# AIM OF THE EXERCISE:
Say how many lines include the word "Scan", using only a number.

# ENTRIES SUPPLIED:
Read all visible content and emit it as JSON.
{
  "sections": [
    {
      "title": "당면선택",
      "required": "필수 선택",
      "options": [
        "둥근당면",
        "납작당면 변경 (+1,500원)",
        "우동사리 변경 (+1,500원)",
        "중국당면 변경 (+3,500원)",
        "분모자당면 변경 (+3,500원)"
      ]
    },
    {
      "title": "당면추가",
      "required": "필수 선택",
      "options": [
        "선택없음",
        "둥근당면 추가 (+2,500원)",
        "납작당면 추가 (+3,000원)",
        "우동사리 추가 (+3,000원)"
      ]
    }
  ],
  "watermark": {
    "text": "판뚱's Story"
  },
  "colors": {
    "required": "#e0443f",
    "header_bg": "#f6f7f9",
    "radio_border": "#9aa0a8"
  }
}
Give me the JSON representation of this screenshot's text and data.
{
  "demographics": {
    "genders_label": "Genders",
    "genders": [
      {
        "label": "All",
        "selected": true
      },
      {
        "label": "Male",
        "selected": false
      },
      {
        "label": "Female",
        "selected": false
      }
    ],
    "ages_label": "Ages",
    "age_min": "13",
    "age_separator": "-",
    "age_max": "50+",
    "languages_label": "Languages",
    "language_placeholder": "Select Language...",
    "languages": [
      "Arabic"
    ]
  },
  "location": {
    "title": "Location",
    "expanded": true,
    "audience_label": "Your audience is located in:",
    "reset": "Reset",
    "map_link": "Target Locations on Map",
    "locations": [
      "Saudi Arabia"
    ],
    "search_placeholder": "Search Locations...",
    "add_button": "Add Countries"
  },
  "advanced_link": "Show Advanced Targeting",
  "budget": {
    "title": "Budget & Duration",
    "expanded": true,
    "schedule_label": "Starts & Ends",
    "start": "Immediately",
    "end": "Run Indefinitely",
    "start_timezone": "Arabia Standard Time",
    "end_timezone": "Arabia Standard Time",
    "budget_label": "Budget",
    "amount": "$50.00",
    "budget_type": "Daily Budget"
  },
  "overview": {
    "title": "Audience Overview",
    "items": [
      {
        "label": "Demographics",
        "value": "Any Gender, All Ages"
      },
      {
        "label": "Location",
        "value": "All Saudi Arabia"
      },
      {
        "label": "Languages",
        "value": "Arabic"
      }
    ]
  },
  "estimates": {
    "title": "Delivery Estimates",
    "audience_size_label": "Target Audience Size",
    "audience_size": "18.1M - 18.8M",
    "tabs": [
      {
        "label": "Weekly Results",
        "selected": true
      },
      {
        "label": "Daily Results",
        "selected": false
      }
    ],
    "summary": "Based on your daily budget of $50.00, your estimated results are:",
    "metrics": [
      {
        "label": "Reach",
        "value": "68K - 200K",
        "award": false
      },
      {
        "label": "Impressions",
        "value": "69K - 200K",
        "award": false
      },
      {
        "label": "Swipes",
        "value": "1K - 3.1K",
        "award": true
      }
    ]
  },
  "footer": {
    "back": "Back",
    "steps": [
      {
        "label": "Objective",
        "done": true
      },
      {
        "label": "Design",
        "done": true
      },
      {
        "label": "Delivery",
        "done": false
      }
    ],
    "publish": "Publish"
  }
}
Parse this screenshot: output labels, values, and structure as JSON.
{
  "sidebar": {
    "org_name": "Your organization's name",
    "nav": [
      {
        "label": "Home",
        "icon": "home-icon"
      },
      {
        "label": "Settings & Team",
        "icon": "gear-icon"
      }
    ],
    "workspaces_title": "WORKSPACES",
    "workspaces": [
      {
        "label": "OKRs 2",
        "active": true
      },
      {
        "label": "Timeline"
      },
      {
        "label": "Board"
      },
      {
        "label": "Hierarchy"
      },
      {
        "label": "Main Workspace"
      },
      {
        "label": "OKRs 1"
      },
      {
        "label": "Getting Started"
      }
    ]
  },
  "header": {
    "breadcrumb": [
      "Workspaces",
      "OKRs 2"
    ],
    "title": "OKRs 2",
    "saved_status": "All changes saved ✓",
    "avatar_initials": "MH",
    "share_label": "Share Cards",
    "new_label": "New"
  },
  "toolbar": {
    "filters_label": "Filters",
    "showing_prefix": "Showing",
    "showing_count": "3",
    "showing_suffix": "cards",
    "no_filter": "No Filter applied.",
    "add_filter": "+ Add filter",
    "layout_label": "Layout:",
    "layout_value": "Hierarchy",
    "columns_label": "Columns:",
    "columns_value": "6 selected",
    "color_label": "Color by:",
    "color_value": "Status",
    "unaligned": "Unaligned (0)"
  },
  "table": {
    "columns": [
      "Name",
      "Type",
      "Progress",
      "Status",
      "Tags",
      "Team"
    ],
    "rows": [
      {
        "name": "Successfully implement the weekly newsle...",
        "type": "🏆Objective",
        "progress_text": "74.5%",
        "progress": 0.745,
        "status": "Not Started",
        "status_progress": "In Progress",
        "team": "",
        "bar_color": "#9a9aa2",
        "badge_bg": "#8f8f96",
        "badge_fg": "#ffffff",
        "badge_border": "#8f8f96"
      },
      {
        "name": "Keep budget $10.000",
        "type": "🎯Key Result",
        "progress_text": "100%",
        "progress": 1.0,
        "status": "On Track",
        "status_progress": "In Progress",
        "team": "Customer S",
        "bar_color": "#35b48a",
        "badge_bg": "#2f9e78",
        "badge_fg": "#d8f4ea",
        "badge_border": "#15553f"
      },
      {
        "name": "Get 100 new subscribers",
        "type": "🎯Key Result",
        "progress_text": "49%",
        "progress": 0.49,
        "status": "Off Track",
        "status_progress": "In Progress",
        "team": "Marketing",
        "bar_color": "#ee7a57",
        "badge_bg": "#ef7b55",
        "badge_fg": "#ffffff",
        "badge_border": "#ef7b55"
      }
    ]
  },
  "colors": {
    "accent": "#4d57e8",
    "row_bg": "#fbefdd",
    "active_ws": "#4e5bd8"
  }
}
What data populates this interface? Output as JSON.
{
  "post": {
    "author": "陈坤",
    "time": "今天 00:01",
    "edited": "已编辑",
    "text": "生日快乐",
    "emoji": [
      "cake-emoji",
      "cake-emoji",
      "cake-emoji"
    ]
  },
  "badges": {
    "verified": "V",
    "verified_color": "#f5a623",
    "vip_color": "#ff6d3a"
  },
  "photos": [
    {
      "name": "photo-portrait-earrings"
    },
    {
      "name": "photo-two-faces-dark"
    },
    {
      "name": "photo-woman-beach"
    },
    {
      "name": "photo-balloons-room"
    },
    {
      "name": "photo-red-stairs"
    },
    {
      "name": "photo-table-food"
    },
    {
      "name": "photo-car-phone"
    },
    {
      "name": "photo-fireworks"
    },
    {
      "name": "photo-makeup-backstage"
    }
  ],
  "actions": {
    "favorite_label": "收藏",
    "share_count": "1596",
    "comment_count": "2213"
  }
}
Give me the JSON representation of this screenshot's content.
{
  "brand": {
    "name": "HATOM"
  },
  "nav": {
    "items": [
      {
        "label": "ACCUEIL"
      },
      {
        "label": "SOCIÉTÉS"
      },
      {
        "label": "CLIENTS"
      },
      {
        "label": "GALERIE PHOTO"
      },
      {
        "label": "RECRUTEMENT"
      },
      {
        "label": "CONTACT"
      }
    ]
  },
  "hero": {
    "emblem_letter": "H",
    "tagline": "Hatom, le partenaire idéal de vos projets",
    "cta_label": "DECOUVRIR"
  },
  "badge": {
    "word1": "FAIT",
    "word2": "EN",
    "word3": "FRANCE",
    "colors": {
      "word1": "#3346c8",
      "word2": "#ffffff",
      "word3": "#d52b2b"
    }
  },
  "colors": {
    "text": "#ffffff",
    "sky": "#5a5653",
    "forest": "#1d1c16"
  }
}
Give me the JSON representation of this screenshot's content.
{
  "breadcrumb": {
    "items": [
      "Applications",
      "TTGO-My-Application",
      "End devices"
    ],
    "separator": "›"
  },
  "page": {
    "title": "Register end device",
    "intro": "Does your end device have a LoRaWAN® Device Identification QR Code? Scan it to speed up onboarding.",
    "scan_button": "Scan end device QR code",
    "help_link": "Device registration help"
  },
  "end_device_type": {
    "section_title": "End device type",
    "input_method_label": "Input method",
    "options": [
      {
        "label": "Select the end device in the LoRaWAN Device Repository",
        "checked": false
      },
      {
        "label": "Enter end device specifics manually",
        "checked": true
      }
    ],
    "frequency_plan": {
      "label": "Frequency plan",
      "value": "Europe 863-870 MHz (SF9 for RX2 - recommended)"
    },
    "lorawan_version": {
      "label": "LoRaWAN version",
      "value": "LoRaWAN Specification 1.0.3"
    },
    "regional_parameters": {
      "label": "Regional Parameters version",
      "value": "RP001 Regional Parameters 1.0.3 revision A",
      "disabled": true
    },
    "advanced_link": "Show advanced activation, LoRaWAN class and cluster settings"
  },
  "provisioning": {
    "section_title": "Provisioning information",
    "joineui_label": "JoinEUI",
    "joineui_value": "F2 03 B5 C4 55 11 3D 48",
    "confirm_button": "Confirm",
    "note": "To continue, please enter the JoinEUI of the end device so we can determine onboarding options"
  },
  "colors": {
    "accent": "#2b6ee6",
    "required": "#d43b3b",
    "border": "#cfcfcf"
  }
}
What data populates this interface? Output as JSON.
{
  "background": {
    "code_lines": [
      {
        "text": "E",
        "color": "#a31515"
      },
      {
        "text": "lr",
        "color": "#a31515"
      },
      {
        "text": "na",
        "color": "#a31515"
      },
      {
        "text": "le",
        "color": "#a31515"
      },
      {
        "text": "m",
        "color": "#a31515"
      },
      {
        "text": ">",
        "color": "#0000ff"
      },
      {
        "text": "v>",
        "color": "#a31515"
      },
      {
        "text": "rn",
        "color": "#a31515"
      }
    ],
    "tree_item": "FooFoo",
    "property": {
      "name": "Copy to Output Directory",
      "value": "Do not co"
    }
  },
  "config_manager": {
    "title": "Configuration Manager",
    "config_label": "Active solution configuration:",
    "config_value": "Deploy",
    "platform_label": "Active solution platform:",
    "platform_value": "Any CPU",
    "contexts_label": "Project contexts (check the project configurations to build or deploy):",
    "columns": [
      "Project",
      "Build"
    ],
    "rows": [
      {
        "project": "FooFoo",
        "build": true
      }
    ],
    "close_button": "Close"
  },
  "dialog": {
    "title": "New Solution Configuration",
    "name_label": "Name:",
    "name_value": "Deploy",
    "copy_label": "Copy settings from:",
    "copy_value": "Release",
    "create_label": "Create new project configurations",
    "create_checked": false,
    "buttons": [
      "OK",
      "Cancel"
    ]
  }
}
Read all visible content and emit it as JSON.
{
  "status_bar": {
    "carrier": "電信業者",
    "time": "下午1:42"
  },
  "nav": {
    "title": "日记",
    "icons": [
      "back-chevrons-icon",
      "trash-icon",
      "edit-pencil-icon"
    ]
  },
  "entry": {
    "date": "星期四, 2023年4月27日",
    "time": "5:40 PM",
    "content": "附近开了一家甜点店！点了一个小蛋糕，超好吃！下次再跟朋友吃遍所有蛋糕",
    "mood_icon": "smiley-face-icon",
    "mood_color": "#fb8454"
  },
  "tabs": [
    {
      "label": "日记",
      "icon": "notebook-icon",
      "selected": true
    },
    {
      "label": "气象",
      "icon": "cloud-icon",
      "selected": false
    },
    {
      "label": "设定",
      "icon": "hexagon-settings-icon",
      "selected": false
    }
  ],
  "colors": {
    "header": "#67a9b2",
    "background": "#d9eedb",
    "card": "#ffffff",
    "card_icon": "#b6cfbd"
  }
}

# REPLY:
2